---------- INPUT ROWS
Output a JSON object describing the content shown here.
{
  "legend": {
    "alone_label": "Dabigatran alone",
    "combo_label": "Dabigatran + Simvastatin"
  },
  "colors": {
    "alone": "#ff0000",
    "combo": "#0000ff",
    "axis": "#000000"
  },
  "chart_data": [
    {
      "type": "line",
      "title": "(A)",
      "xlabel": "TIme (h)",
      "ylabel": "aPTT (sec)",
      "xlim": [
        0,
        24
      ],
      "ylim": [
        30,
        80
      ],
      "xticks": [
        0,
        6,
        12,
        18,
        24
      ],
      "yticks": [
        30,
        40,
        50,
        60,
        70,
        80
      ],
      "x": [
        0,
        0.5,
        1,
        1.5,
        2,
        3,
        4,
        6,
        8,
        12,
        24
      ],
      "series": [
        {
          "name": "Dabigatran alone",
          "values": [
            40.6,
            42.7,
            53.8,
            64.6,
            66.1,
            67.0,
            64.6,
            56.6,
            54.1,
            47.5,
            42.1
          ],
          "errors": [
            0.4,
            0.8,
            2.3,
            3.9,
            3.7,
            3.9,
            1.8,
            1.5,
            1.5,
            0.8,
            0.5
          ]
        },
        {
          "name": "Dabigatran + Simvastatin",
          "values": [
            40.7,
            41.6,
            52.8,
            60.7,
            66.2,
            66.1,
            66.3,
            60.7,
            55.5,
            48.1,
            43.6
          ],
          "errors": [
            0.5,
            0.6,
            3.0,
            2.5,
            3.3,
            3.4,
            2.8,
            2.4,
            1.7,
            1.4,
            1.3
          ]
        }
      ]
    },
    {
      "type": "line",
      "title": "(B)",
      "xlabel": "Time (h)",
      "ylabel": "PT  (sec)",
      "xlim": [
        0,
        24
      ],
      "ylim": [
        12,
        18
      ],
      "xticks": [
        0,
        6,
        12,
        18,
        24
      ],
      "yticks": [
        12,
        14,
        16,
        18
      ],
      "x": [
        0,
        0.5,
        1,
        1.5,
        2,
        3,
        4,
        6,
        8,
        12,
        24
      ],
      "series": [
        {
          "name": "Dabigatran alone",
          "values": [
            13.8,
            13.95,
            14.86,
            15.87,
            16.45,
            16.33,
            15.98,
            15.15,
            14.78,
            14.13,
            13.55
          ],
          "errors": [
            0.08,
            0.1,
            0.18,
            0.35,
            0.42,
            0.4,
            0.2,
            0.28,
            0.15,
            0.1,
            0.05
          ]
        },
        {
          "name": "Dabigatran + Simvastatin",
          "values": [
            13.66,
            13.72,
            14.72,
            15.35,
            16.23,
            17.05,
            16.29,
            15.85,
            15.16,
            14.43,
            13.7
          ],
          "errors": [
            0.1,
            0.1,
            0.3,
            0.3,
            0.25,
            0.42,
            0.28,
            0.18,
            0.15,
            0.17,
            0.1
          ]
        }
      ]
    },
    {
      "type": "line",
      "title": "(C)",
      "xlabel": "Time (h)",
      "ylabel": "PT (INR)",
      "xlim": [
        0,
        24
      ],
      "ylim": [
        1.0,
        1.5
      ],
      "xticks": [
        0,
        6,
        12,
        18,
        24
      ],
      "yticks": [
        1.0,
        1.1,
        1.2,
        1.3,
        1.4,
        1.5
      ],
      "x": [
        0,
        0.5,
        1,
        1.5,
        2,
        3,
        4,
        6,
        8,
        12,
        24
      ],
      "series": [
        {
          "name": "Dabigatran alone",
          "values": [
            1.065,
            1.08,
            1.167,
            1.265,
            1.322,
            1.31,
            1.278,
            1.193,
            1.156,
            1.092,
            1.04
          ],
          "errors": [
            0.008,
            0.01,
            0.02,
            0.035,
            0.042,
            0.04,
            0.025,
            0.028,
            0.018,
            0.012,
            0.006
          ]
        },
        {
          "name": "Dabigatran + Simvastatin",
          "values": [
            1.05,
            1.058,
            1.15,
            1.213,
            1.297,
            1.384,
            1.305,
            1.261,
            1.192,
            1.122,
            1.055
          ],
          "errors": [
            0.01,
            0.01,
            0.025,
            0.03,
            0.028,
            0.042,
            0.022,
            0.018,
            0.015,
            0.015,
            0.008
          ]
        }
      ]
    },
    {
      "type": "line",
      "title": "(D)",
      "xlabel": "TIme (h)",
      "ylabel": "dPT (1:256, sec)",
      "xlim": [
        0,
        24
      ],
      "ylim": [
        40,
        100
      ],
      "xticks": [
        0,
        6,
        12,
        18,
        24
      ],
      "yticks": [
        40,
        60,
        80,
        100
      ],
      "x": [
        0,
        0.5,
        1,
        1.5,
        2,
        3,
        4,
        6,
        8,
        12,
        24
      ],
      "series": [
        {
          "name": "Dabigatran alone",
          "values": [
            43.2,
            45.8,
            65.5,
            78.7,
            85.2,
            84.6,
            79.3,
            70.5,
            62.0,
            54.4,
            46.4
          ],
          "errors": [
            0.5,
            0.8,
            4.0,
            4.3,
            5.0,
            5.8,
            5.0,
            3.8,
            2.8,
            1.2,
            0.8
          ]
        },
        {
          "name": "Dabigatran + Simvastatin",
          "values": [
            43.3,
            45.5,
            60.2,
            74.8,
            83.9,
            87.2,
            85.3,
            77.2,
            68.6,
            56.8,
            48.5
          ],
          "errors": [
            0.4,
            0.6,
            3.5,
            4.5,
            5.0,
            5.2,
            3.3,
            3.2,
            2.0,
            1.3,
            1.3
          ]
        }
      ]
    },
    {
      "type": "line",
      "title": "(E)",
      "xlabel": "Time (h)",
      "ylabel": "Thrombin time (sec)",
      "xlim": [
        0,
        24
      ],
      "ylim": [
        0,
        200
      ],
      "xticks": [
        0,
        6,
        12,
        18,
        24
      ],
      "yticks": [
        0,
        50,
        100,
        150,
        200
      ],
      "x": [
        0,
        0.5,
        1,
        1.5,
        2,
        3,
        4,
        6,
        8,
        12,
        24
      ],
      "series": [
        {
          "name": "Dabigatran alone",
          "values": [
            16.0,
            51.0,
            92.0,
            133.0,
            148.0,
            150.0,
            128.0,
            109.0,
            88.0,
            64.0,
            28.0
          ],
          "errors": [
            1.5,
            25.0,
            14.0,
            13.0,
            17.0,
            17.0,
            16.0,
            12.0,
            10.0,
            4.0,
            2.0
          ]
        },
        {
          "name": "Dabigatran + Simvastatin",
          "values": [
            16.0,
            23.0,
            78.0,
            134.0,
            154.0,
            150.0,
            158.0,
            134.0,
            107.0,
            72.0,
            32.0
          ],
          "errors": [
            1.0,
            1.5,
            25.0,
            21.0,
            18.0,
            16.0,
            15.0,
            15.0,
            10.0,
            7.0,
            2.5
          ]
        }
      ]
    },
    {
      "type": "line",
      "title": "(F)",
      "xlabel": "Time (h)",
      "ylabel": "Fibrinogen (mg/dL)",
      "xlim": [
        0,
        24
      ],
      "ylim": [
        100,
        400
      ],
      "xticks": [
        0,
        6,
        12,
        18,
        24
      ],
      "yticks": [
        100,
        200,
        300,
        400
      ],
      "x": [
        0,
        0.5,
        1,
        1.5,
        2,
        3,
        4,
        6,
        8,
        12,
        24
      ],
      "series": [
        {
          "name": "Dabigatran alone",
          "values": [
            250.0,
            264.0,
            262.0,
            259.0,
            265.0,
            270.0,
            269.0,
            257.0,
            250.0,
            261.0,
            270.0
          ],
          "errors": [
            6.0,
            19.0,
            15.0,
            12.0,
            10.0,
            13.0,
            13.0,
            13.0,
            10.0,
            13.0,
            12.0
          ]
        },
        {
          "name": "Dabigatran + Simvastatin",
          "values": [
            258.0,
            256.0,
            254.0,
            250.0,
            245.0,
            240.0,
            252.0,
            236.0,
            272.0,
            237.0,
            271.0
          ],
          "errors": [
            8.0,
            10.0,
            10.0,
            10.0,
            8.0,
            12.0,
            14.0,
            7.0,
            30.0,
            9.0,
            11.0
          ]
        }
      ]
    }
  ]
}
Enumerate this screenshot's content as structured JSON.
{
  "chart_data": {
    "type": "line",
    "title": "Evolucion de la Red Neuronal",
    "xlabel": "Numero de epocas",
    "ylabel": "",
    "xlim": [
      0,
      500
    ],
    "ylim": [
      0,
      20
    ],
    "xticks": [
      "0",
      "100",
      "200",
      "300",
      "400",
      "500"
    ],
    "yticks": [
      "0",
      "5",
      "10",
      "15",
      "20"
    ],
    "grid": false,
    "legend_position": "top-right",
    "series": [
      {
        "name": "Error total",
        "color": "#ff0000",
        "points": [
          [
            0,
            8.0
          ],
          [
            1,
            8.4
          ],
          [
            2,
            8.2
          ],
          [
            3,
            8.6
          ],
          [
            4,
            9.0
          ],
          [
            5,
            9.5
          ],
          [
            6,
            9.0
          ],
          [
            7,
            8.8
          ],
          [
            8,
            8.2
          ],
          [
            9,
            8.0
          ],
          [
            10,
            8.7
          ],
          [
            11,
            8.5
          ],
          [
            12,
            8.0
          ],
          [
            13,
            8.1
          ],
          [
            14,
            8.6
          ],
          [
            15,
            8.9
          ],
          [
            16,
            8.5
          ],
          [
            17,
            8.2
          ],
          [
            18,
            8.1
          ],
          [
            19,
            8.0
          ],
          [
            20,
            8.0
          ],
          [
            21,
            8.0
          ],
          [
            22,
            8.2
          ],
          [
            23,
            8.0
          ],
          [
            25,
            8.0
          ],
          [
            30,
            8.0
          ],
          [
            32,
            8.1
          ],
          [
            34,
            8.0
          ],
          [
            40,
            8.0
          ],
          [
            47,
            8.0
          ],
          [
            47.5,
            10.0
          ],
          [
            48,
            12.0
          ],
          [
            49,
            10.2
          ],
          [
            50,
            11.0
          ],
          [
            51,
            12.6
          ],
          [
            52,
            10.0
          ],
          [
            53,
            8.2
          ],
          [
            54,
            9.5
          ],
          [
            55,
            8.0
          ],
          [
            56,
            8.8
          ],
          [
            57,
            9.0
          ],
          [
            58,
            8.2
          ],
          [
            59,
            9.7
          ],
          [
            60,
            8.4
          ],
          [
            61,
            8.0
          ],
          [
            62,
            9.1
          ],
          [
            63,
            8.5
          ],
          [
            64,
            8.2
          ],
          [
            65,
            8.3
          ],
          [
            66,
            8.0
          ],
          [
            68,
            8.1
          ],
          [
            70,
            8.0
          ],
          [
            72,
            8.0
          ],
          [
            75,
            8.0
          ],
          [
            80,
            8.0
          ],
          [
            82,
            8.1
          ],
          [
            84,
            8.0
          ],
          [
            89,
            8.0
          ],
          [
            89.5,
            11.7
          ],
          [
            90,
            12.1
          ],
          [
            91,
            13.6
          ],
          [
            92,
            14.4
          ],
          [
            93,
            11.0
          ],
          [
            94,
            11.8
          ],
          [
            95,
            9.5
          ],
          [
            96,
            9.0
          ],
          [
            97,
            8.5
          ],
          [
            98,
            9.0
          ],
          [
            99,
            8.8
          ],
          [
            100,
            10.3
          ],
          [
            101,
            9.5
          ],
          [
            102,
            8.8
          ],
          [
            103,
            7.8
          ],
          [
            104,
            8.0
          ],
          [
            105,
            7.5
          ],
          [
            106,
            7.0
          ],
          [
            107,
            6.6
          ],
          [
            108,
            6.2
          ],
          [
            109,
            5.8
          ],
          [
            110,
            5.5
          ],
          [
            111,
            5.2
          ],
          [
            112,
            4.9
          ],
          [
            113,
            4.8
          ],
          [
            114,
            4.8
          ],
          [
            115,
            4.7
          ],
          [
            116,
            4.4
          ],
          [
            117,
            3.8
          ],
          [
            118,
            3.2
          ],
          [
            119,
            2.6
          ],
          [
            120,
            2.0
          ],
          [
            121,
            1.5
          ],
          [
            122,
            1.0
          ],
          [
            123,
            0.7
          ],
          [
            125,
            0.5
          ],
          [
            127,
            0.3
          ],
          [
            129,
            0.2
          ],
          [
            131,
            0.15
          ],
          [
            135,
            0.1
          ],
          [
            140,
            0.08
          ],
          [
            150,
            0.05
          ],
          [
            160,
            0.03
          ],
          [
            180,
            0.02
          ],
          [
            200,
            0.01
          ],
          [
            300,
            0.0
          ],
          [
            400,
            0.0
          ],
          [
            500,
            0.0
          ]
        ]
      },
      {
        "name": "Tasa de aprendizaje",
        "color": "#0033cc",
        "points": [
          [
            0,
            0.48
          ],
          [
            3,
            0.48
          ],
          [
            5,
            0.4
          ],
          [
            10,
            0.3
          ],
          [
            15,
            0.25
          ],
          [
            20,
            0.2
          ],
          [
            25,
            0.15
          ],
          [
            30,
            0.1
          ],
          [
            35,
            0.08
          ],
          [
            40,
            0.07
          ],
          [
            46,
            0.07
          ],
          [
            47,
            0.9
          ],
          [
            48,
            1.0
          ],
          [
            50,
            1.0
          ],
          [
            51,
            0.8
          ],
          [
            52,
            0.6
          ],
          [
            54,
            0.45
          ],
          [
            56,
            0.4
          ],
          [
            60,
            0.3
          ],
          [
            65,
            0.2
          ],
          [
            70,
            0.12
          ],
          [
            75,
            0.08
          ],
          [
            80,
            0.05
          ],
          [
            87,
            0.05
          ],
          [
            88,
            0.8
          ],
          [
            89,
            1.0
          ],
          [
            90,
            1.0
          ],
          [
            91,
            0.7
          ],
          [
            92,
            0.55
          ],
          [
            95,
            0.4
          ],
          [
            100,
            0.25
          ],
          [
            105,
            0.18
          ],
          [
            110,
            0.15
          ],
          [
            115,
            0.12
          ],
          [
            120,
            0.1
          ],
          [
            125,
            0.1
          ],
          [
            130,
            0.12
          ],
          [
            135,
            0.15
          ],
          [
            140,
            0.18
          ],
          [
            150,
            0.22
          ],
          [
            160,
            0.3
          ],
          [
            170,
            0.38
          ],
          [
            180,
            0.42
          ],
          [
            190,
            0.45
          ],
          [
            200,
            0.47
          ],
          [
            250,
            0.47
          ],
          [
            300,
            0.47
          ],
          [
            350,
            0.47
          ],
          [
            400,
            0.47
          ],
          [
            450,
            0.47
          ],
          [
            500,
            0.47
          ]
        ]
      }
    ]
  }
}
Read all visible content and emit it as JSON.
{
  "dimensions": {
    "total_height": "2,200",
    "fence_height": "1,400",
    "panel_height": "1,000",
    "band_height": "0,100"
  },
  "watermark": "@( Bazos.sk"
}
--------------------
=== GOAL ===
Locate "Read all visible content and emit it as JSON." in the data above. Then repeat, exactly, its line and each line after it through the last, adding nothing.

=== EXERCISE SOLUTION ===
Read all visible content and emit it as JSON.
{
  "dimensions": {
    "total_height": "2,200",
    "fence_height": "1,400",
    "panel_height": "1,000",
    "band_height": "0,100"
  },
  "watermark": "@( Bazos.sk"
}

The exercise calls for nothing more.